EXTRACT PROVIDED:
The Means Test and Your Household: Not As Simple As it Sounds


By Adam Mack, JD

When putting together your bankruptcy, one of the forms you need to compete is the Statement of Current Monthly Income and Means-Test Calculation.    The form, sometimes simply known as the "means test" helps the court determine what a debtor's financial "means" or resources are.  The means test varies in the questions and information required depending on which bankruptcy chapter you file (i.e. Chapter 7, Chapter 13, Chapter 11, etc.).  One of the key things you need to establish on the means test is how many people are part of your household.

Easy right?  Not always.

What constitutes your household size is not as intuitive as you would assume.  It is a question of tax law.  Generally speaking, the US Trustee's office uses IRS dependency tests to determine who is or is not a member of your household.  For more information, refer to IRS Publication 501.  This publication explains the IRS dependency tests.  A good rule of thumb is that, in most cases, if you can claim someone on your taxes, then you can claim them as a member of your household in the bankruptcy.

Why does it matter?  Your household size matters because it is the combination of you household size and gross annual income that determines how beneficial bankruptcy is for you.  If you are above the median income then you will not be permitted to file a Chapter 7 Bankruptcy.  If you are above the median income you can file a Chapter 13 Bankruptcy, but there is a legal presumption that you have disposable income.  You are then required to go through a thorough calculation that is akin to an income tax return that will determine your monthly disposable income.  If you do have a monthly disposable income (or MDI as it is often called) then you will have to pay that monthly disposable income every month as part of your plan payment.  Even if your monthly disposable income is only $200, over the life of an above-median Chapter 13 Bankruptcy, you will pay an additional $12,000!

WHAT IS REQUIRED: For each statement about the means-test article, say yes or no and quote the words of the article that decide it. (a) The US Trustee's office generally relies on IRS dependency tests to decide who belongs to a debtor's household. (b) A debtor whose income is above the median may file a Chapter 7 bankruptcy. (c) The means test asks for the same questions and information no matter which bankruptcy chapter is filed. Use only the means-test article above as your source.

DATA LINES:
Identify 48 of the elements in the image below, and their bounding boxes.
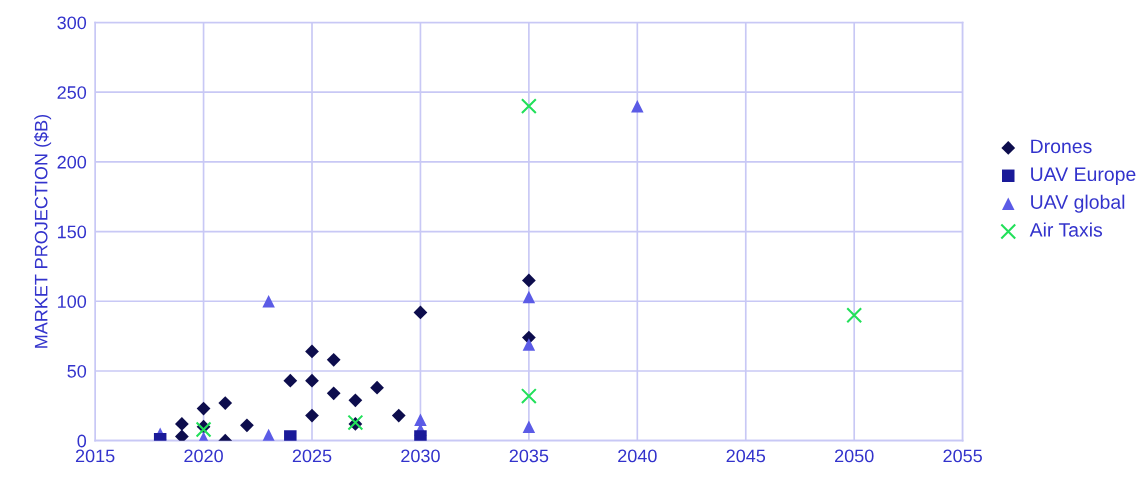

REPLY:
(a) Yes: "Generally speaking, the US Trustee's office uses IRS dependency tests to determine who is or is not a member of your household."
(b) No: "If you are above the median income then you will not be permitted to file a Chapter 7 Bankruptcy."
(c) No: "The means test varies in the questions and information required depending on which bankruptcy chapter you file"